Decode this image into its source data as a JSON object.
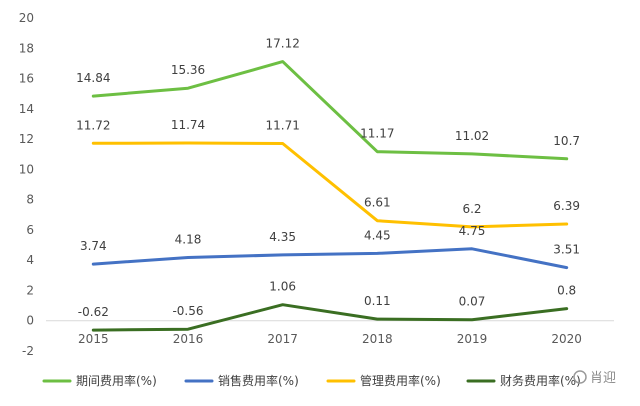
{
  "chart_data": {
    "type": "line",
    "x": [
      "2015",
      "2016",
      "2017",
      "2018",
      "2019",
      "2020"
    ],
    "ylim": [
      -2,
      20
    ],
    "yticks": [
      "-2",
      "0",
      "2",
      "4",
      "6",
      "8",
      "10",
      "12",
      "14",
      "16",
      "18",
      "20"
    ],
    "grid": false,
    "legend_position": "bottom",
    "series": [
      {
        "name": "期间费用率(%)",
        "color": "#6dbf43",
        "values": [
          14.84,
          15.36,
          17.12,
          11.17,
          11.02,
          10.7
        ],
        "labels": [
          "14.84",
          "15.36",
          "17.12",
          "11.17",
          "11.02",
          "10.7"
        ]
      },
      {
        "name": "销售费用率(%)",
        "color": "#4472c4",
        "values": [
          3.74,
          4.18,
          4.35,
          4.45,
          4.75,
          3.51
        ],
        "labels": [
          "3.74",
          "4.18",
          "4.35",
          "4.45",
          "4.75",
          "3.51"
        ]
      },
      {
        "name": "管理费用率(%)",
        "color": "#ffc000",
        "values": [
          11.72,
          11.74,
          11.71,
          6.61,
          6.2,
          6.39
        ],
        "labels": [
          "11.72",
          "11.74",
          "11.71",
          "6.61",
          "6.2",
          "6.39"
        ]
      },
      {
        "name": "财务费用率(%)",
        "color": "#3a6e22",
        "values": [
          -0.62,
          -0.56,
          1.06,
          0.11,
          0.07,
          0.8
        ],
        "labels": [
          "-0.62",
          "-0.56",
          "1.06",
          "0.11",
          "0.07",
          "0.8"
        ]
      }
    ]
  },
  "watermark": {
    "text": "肖迎"
  }
}
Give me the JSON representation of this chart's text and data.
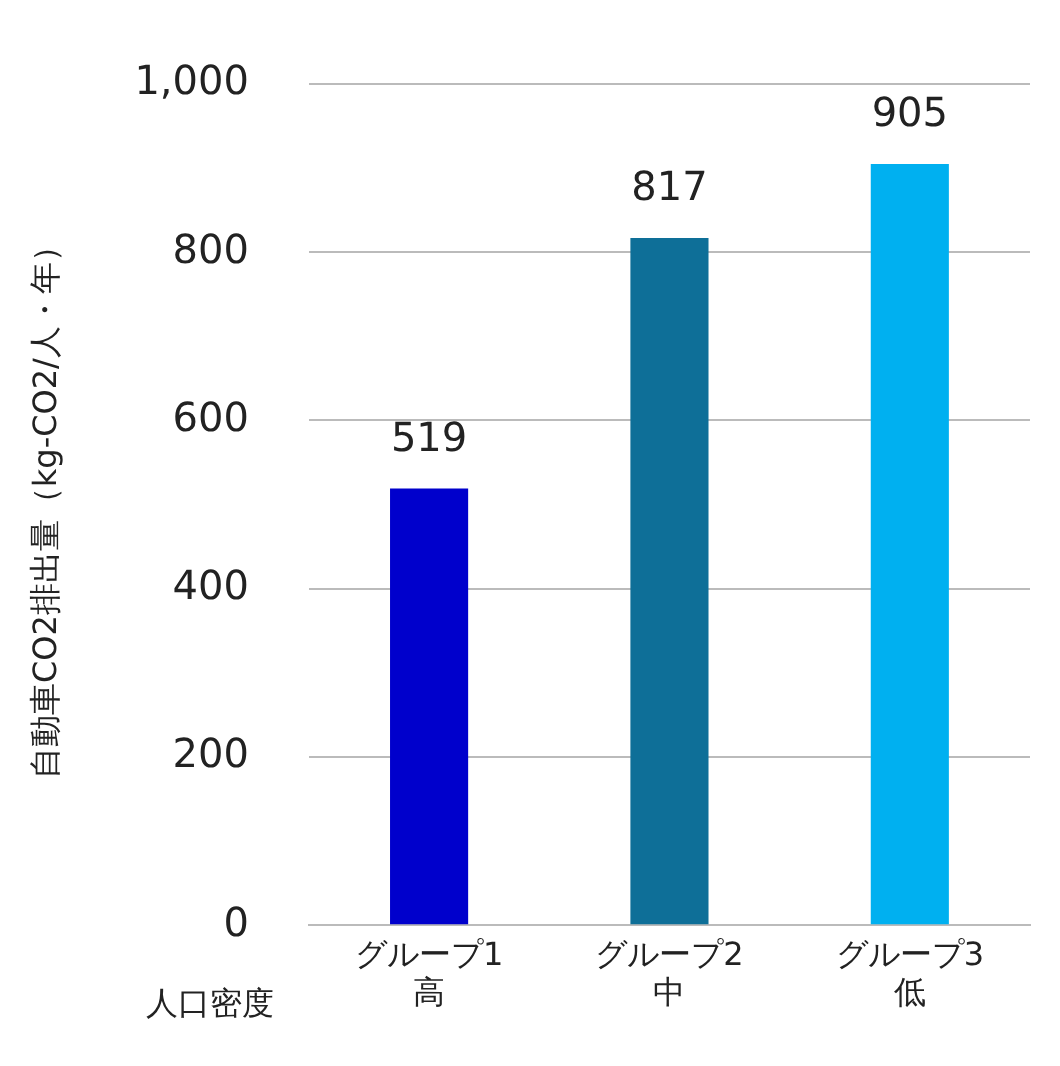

*****

What the task requires: Using the material above, copy every line in which the string "text" occurs.

Exercise answer:
    "text": "肖迎"
Give me the JSON representation of this chart's text and data.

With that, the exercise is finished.